## EXERCISE MATERIALS

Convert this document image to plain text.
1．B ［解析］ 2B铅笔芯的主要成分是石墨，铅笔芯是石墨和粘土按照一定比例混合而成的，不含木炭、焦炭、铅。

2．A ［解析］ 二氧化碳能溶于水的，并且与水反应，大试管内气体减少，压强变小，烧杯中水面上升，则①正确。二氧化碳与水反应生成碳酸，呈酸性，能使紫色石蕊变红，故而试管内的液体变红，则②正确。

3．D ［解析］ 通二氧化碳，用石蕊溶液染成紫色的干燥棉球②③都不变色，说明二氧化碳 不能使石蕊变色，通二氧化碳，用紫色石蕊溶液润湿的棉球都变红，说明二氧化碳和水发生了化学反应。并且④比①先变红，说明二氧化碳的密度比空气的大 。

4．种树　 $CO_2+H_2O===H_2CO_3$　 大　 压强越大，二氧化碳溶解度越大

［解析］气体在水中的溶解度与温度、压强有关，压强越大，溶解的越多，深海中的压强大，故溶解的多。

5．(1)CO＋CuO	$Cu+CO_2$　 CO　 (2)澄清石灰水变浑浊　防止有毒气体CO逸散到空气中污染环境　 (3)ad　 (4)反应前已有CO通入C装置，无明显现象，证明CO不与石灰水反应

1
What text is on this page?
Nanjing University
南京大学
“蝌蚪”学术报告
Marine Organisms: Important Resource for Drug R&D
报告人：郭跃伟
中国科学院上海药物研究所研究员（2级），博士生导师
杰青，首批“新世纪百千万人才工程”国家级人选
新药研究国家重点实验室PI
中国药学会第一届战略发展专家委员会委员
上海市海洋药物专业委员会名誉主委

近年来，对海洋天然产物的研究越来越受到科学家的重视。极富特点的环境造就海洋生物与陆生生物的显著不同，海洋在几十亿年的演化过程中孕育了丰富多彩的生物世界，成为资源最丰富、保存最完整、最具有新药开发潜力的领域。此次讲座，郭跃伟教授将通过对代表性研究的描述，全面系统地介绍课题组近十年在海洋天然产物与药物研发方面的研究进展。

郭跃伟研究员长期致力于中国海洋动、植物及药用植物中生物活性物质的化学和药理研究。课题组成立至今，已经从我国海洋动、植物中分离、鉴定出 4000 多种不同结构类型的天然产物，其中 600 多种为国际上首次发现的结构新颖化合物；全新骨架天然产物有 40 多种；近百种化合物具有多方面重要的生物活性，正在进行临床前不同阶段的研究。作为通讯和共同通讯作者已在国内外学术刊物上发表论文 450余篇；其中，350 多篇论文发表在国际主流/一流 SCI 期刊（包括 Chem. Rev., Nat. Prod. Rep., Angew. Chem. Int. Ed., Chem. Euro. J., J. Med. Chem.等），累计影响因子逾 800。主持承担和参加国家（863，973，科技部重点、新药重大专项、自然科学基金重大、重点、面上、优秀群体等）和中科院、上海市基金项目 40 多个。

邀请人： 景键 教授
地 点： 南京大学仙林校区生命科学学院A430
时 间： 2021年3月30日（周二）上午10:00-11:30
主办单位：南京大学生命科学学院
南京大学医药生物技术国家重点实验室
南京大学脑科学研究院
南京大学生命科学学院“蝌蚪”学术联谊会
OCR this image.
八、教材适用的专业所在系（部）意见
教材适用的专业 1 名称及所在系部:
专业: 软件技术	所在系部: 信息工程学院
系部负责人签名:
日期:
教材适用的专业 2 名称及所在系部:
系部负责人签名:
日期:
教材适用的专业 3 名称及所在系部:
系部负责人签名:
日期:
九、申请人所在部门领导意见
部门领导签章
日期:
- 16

## WHAT IS EXPECTED
Extract the listing in its entirety and repeat it exactly.

## EXERCISE RESPONSE
Convert this document image to plain text.
1．B ［解析］ 2B铅笔芯的主要成分是石墨，铅笔芯是石墨和粘土按照一定比例混合而成的，不含木炭、焦炭、铅。

2．A ［解析］ 二氧化碳能溶于水的，并且与水反应，大试管内气体减少，压强变小，烧杯中水面上升，则①正确。二氧化碳与水反应生成碳酸，呈酸性，能使紫色石蕊变红，故而试管内的液体变红，则②正确。

3．D ［解析］ 通二氧化碳，用石蕊溶液染成紫色的干燥棉球②③都不变色，说明二氧化碳 不能使石蕊变色，通二氧化碳，用紫色石蕊溶液润湿的棉球都变红，说明二氧化碳和水发生了化学反应。并且④比①先变红，说明二氧化碳的密度比空气的大 。

4．种树　 $CO_2+H_2O===H_2CO_3$　 大　 压强越大，二氧化碳溶解度越大

［解析］气体在水中的溶解度与温度、压强有关，压强越大，溶解的越多，深海中的压强大，故溶解的多。

5．(1)CO＋CuO	$Cu+CO_2$　 CO　 (2)澄清石灰水变浑浊　防止有毒气体CO逸散到空气中污染环境　 (3)ad　 (4)反应前已有CO通入C装置，无明显现象，证明CO不与石灰水反应

1
What text is on this page?
Nanjing University
南京大学
“蝌蚪”学术报告
Marine Organisms: Important Resource for Drug R&D
报告人：郭跃伟
中国科学院上海药物研究所研究员（2级），博士生导师
杰青，首批“新世纪百千万人才工程”国家级人选
新药研究国家重点实验室PI
中国药学会第一届战略发展专家委员会委员
上海市海洋药物专业委员会名誉主委

近年来，对海洋天然产物的研究越来越受到科学家的重视。极富特点的环境造就海洋生物与陆生生物的显著不同，海洋在几十亿年的演化过程中孕育了丰富多彩的生物世界，成为资源最丰富、保存最完整、最具有新药开发潜力的领域。此次讲座，郭跃伟教授将通过对代表性研究的描述，全面系统地介绍课题组近十年在海洋天然产物与药物研发方面的研究进展。

郭跃伟研究员长期致力于中国海洋动、植物及药用植物中生物活性物质的化学和药理研究。课题组成立至今，已经从我国海洋动、植物中分离、鉴定出 4000 多种不同结构类型的天然产物，其中 600 多种为国际上首次发现的结构新颖化合物；全新骨架天然产物有 40 多种；近百种化合物具有多方面重要的生物活性，正在进行临床前不同阶段的研究。作为通讯和共同通讯作者已在国内外学术刊物上发表论文 450余篇；其中，350 多篇论文发表在国际主流/一流 SCI 期刊（包括 Chem. Rev., Nat. Prod. Rep., Angew. Chem. Int. Ed., Chem. Euro. J., J. Med. Chem.等），累计影响因子逾 800。主持承担和参加国家（863，973，科技部重点、新药重大专项、自然科学基金重大、重点、面上、优秀群体等）和中科院、上海市基金项目 40 多个。

邀请人： 景键 教授
地 点： 南京大学仙林校区生命科学学院A430
时 间： 2021年3月30日（周二）上午10:00-11:30
主办单位：南京大学生命科学学院
南京大学医药生物技术国家重点实验室
南京大学脑科学研究院
南京大学生命科学学院“蝌蚪”学术联谊会
OCR this image.
八、教材适用的专业所在系（部）意见
教材适用的专业 1 名称及所在系部:
专业: 软件技术	所在系部: 信息工程学院
系部负责人签名:
日期:
教材适用的专业 2 名称及所在系部:
系部负责人签名:
日期:
教材适用的专业 3 名称及所在系部:
系部负责人签名:
日期:
九、申请人所在部门领导意见
部门领导签章
日期:
- 16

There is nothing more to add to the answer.